The prairies sky-flora edge is home to butterflies such as the Taylor's Checkerspot and the Mardon Skipper, and birds such as the Streaked Horned Lark. The 'Golden Paintbrush', a wonderful wildflower, and the Mazama Pocket Gopher, live much of their lives in contact with the rocky soils, while the Western Grey Squirrel lives above among the oak and fir. In the waters of JBLM, the Oregon Spotted Frog sings its mating songs and lays its eggs. All of these species are threatened, endangered or provide habitat to those that are. They thrive because of the way the fort burns.

The Tenalquot has burned for thousands of years. This is no 'natural' or 'pristine' or 'wild' habitat. It is uniquely man made, a cultural modification practice that has, quite accidentally, been maintained by military training. Mere miles away in Tillicum, Spanaway and Yelm, the species listed above are extirpated. In most regional national forests and even many heritage reserves, these species are rare, or conspicuously absent. Despite this, the JBLM bomb range is not the wild Muir described.

Layout annotation data
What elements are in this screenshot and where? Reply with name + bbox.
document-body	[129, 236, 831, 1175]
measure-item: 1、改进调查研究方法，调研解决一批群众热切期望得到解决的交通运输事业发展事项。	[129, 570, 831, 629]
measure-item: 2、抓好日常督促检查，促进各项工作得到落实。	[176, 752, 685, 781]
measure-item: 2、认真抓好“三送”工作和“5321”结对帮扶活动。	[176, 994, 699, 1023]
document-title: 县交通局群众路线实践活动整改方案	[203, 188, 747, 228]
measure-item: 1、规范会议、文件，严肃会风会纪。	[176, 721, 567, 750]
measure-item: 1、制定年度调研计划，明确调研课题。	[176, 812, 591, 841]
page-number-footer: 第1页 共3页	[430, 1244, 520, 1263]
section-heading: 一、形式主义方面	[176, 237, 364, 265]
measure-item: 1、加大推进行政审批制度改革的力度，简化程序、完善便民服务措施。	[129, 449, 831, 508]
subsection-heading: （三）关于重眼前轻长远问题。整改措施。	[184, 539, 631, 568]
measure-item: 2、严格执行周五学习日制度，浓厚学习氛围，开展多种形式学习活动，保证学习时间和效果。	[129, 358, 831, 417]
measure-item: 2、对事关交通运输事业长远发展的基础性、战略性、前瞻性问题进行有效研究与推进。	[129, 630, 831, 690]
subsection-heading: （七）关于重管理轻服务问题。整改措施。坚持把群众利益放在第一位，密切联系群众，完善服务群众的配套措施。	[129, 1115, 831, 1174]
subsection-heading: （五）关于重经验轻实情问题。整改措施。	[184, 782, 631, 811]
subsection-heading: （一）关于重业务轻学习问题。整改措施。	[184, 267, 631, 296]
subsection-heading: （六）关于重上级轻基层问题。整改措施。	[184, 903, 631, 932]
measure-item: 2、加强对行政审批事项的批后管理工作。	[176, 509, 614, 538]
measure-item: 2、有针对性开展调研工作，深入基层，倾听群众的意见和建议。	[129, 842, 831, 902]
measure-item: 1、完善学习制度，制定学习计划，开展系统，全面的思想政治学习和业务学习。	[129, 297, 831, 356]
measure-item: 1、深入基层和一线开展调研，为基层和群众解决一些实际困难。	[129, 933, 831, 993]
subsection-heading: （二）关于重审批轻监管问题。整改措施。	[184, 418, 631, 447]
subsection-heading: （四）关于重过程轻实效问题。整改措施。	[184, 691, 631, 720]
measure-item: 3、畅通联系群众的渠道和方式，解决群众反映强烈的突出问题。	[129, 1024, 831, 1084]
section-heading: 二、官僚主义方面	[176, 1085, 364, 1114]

_Problem details_
From the passage above on the prairie and its species, extract the text starting with "The Tenalquot has" and going on through "wild Muir described.".

_Correct result_
The Tenalquot has burned for thousands of years. This is no 'natural' or 'pristine' or 'wild' habitat. It is uniquely man made, a cultural modification practice that has, quite accidentally, been maintained by military training. Mere miles away in Tillicum, Spanaway and Yelm, the species listed above are extirpated. In most regional national forests and even many heritage reserves, these species are rare, or conspicuously absent. Despite this, the JBLM bomb range is not the wild Muir described.